- _WHAT YOU NEED TO DO_: Pull out each line of the data that includes the word "JSON".

- _DATA SUPPLIED_:
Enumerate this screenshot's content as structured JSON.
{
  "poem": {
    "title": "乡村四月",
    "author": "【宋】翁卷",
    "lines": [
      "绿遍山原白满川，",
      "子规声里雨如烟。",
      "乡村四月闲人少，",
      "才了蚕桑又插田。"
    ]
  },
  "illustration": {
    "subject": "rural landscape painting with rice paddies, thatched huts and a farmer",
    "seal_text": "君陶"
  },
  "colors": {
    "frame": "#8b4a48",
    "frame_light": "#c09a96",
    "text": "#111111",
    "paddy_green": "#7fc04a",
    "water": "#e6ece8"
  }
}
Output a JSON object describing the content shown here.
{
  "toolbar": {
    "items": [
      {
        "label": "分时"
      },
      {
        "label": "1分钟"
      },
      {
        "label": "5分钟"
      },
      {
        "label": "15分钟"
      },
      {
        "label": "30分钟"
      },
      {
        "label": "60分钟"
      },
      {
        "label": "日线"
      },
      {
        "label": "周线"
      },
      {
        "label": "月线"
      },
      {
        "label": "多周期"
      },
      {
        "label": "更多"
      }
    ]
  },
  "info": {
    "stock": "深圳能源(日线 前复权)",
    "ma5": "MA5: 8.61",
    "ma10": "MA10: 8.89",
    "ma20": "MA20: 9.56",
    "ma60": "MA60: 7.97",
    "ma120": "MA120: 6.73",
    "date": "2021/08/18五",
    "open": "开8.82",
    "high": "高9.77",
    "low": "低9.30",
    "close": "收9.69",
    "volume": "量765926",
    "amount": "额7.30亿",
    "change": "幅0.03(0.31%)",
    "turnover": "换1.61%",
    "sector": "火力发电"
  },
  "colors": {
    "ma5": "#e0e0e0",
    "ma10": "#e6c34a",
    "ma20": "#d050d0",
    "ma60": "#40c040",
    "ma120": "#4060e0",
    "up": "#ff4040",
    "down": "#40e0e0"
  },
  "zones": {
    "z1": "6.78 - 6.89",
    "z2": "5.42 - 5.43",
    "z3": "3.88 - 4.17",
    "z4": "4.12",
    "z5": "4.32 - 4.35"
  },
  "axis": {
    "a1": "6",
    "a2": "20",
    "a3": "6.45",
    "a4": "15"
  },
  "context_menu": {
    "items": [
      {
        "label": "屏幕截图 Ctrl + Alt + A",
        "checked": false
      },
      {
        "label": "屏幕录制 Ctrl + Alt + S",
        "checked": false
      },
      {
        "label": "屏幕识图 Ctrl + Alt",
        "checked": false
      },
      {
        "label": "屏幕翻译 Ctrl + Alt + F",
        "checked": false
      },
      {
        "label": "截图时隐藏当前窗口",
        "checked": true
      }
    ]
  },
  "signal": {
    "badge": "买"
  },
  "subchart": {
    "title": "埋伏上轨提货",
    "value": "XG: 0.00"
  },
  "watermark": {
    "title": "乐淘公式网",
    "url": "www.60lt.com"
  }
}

- _WRITTEN ANSWER_:
Enumerate this screenshot's content as structured JSON.
Output a JSON object describing the content shown here.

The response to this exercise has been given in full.